Output the data that follows exactly, line for line.

· · · ·

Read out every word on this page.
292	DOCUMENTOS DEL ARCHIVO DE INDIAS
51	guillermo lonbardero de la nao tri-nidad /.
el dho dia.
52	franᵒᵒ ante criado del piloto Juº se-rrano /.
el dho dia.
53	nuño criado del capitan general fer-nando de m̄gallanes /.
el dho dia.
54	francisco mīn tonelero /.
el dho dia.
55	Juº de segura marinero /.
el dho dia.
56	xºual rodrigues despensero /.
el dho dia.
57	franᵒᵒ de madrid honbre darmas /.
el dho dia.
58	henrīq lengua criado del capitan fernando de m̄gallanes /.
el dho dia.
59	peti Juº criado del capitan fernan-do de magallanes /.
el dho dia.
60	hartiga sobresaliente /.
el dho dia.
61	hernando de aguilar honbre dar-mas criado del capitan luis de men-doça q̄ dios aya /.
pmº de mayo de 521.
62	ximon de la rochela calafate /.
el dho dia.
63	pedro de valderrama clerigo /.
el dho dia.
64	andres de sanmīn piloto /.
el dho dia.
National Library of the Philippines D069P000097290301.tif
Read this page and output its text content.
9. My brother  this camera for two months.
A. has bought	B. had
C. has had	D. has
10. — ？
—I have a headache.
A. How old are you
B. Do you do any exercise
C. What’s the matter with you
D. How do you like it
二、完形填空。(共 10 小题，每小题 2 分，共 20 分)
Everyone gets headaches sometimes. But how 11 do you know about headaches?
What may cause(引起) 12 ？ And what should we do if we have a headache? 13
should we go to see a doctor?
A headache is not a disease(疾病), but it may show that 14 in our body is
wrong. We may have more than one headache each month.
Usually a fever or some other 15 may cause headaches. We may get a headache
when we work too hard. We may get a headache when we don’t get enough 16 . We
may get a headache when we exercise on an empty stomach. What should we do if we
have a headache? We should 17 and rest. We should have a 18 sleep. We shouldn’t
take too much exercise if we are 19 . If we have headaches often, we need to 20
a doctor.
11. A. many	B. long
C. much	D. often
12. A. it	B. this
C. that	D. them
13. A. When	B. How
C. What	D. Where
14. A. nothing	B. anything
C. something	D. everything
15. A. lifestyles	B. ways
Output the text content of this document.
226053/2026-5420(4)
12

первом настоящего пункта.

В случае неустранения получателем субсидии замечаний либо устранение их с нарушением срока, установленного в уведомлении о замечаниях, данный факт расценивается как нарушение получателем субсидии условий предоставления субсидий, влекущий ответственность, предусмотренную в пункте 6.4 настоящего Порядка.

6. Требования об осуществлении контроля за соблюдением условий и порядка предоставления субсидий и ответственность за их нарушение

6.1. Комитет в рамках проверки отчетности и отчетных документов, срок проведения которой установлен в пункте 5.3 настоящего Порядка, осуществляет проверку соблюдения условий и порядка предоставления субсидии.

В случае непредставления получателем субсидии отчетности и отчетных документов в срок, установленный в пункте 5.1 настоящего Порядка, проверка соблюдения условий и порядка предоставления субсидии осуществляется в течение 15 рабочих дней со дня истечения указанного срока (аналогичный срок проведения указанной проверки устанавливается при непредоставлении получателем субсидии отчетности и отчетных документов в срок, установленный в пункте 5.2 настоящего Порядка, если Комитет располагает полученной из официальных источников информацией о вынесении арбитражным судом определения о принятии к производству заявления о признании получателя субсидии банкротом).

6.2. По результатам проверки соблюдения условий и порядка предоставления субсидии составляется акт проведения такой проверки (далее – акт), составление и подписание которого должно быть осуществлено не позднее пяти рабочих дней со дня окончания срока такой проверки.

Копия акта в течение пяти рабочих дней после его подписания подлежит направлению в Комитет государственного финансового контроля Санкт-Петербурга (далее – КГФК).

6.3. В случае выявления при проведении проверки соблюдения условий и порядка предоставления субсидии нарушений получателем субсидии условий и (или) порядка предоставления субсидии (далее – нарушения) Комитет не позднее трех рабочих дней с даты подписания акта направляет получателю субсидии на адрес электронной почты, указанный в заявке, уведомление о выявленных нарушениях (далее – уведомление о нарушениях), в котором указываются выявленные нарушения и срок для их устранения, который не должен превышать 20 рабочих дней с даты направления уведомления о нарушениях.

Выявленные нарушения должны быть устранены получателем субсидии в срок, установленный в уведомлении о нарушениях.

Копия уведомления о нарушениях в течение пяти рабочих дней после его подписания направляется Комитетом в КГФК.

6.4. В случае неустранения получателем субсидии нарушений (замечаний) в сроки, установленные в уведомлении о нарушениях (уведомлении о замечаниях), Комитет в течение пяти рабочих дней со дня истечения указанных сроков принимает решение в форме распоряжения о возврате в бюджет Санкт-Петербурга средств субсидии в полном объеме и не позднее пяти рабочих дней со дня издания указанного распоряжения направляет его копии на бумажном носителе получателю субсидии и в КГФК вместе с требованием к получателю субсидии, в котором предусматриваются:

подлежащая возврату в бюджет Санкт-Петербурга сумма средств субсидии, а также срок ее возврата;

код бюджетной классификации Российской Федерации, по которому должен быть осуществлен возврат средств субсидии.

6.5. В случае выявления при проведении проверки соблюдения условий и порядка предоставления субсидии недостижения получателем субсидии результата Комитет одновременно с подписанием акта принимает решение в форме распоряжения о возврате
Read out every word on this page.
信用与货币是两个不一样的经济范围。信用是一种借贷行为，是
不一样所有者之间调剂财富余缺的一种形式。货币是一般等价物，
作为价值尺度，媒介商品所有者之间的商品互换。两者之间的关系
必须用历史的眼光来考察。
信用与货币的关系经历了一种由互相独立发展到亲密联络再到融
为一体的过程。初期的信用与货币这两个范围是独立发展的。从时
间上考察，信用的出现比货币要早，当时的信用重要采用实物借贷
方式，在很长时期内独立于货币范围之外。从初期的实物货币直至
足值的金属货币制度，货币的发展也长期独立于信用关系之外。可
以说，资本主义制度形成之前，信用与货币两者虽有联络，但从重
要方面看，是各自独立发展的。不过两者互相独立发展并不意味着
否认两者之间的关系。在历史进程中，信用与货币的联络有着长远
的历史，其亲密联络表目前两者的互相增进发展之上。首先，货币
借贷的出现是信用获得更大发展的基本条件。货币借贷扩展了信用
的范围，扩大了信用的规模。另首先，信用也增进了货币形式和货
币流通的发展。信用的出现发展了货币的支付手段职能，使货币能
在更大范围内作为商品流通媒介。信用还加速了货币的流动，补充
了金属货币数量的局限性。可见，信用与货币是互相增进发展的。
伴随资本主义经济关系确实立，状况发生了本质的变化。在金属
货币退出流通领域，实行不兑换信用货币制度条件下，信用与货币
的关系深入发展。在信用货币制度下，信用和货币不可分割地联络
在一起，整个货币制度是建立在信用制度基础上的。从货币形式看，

· · · ·

- TASK ANSWER:
Read out every word on this page.
292	DOCUMENTOS DEL ARCHIVO DE INDIAS
51	guillermo lonbardero de la nao tri-nidad /.
el dho dia.
52	franᵒᵒ ante criado del piloto Juº se-rrano /.
el dho dia.
53	nuño criado del capitan general fer-nando de m̄gallanes /.
el dho dia.
54	francisco mīn tonelero /.
el dho dia.
55	Juº de segura marinero /.
el dho dia.
56	xºual rodrigues despensero /.
el dho dia.
57	franᵒᵒ de madrid honbre darmas /.
el dho dia.
58	henrīq lengua criado del capitan fernando de m̄gallanes /.
el dho dia.
59	peti Juº criado del capitan fernan-do de magallanes /.
el dho dia.
60	hartiga sobresaliente /.
el dho dia.
61	hernando de aguilar honbre dar-mas criado del capitan luis de men-doça q̄ dios aya /.
pmº de mayo de 521.
62	ximon de la rochela calafate /.
el dho dia.
63	pedro de valderrama clerigo /.
el dho dia.
64	andres de sanmīn piloto /.
el dho dia.
National Library of the Philippines D069P000097290301.tif
Read this page and output its text content.
9. My brother  this camera for two months.
A. has bought	B. had
C. has had	D. has
10. — ？
—I have a headache.
A. How old are you
B. Do you do any exercise
C. What’s the matter with you
D. How do you like it
二、完形填空。(共 10 小题，每小题 2 分，共 20 分)
Everyone gets headaches sometimes. But how 11 do you know about headaches?
What may cause(引起) 12 ？ And what should we do if we have a headache? 13
should we go to see a doctor?
A headache is not a disease(疾病), but it may show that 14 in our body is
wrong. We may have more than one headache each month.
Usually a fever or some other 15 may cause headaches. We may get a headache
when we work too hard. We may get a headache when we don’t get enough 16 . We
may get a headache when we exercise on an empty stomach. What should we do if we
have a headache? We should 17 and rest. We should have a 18 sleep. We shouldn’t
take too much exercise if we are 19 . If we have headaches often, we need to 20
a doctor.
11. A. many	B. long
C. much	D. often
12. A. it	B. this
C. that	D. them
13. A. When	B. How
C. What	D. Where
14. A. nothing	B. anything
C. something	D. everything
15. A. lifestyles	B. ways
Output the text content of this document.
226053/2026-5420(4)
12

первом настоящего пункта.

В случае неустранения получателем субсидии замечаний либо устранение их с нарушением срока, установленного в уведомлении о замечаниях, данный факт расценивается как нарушение получателем субсидии условий предоставления субсидий, влекущий ответственность, предусмотренную в пункте 6.4 настоящего Порядка.

6. Требования об осуществлении контроля за соблюдением условий и порядка предоставления субсидий и ответственность за их нарушение

6.1. Комитет в рамках проверки отчетности и отчетных документов, срок проведения которой установлен в пункте 5.3 настоящего Порядка, осуществляет проверку соблюдения условий и порядка предоставления субсидии.

В случае непредставления получателем субсидии отчетности и отчетных документов в срок, установленный в пункте 5.1 настоящего Порядка, проверка соблюдения условий и порядка предоставления субсидии осуществляется в течение 15 рабочих дней со дня истечения указанного срока (аналогичный срок проведения указанной проверки устанавливается при непредоставлении получателем субсидии отчетности и отчетных документов в срок, установленный в пункте 5.2 настоящего Порядка, если Комитет располагает полученной из официальных источников информацией о вынесении арбитражным судом определения о принятии к производству заявления о признании получателя субсидии банкротом).

6.2. По результатам проверки соблюдения условий и порядка предоставления субсидии составляется акт проведения такой проверки (далее – акт), составление и подписание которого должно быть осуществлено не позднее пяти рабочих дней со дня окончания срока такой проверки.

Копия акта в течение пяти рабочих дней после его подписания подлежит направлению в Комитет государственного финансового контроля Санкт-Петербурга (далее – КГФК).

6.3. В случае выявления при проведении проверки соблюдения условий и порядка предоставления субсидии нарушений получателем субсидии условий и (или) порядка предоставления субсидии (далее – нарушения) Комитет не позднее трех рабочих дней с даты подписания акта направляет получателю субсидии на адрес электронной почты, указанный в заявке, уведомление о выявленных нарушениях (далее – уведомление о нарушениях), в котором указываются выявленные нарушения и срок для их устранения, который не должен превышать 20 рабочих дней с даты направления уведомления о нарушениях.

Выявленные нарушения должны быть устранены получателем субсидии в срок, установленный в уведомлении о нарушениях.

Копия уведомления о нарушениях в течение пяти рабочих дней после его подписания направляется Комитетом в КГФК.

6.4. В случае неустранения получателем субсидии нарушений (замечаний) в сроки, установленные в уведомлении о нарушениях (уведомлении о замечаниях), Комитет в течение пяти рабочих дней со дня истечения указанных сроков принимает решение в форме распоряжения о возврате в бюджет Санкт-Петербурга средств субсидии в полном объеме и не позднее пяти рабочих дней со дня издания указанного распоряжения направляет его копии на бумажном носителе получателю субсидии и в КГФК вместе с требованием к получателю субсидии, в котором предусматриваются:

подлежащая возврату в бюджет Санкт-Петербурга сумма средств субсидии, а также срок ее возврата;

код бюджетной классификации Российской Федерации, по которому должен быть осуществлен возврат средств субсидии.

6.5. В случае выявления при проведении проверки соблюдения условий и порядка предоставления субсидии недостижения получателем субсидии результата Комитет одновременно с подписанием акта принимает решение в форме распоряжения о возврате
Read out every word on this page.
信用与货币是两个不一样的经济范围。信用是一种借贷行为，是
不一样所有者之间调剂财富余缺的一种形式。货币是一般等价物，
作为价值尺度，媒介商品所有者之间的商品互换。两者之间的关系
必须用历史的眼光来考察。
信用与货币的关系经历了一种由互相独立发展到亲密联络再到融
为一体的过程。初期的信用与货币这两个范围是独立发展的。从时
间上考察，信用的出现比货币要早，当时的信用重要采用实物借贷
方式，在很长时期内独立于货币范围之外。从初期的实物货币直至
足值的金属货币制度，货币的发展也长期独立于信用关系之外。可
以说，资本主义制度形成之前，信用与货币两者虽有联络，但从重
要方面看，是各自独立发展的。不过两者互相独立发展并不意味着
否认两者之间的关系。在历史进程中，信用与货币的联络有着长远
的历史，其亲密联络表目前两者的互相增进发展之上。首先，货币
借贷的出现是信用获得更大发展的基本条件。货币借贷扩展了信用
的范围，扩大了信用的规模。另首先，信用也增进了货币形式和货
币流通的发展。信用的出现发展了货币的支付手段职能，使货币能
在更大范围内作为商品流通媒介。信用还加速了货币的流动，补充
了金属货币数量的局限性。可见，信用与货币是互相增进发展的。
伴随资本主义经济关系确实立，状况发生了本质的变化。在金属
货币退出流通领域，实行不兑换信用货币制度条件下，信用与货币
的关系深入发展。在信用货币制度下，信用和货币不可分割地联络
在一起，整个货币制度是建立在信用制度基础上的。从货币形式看，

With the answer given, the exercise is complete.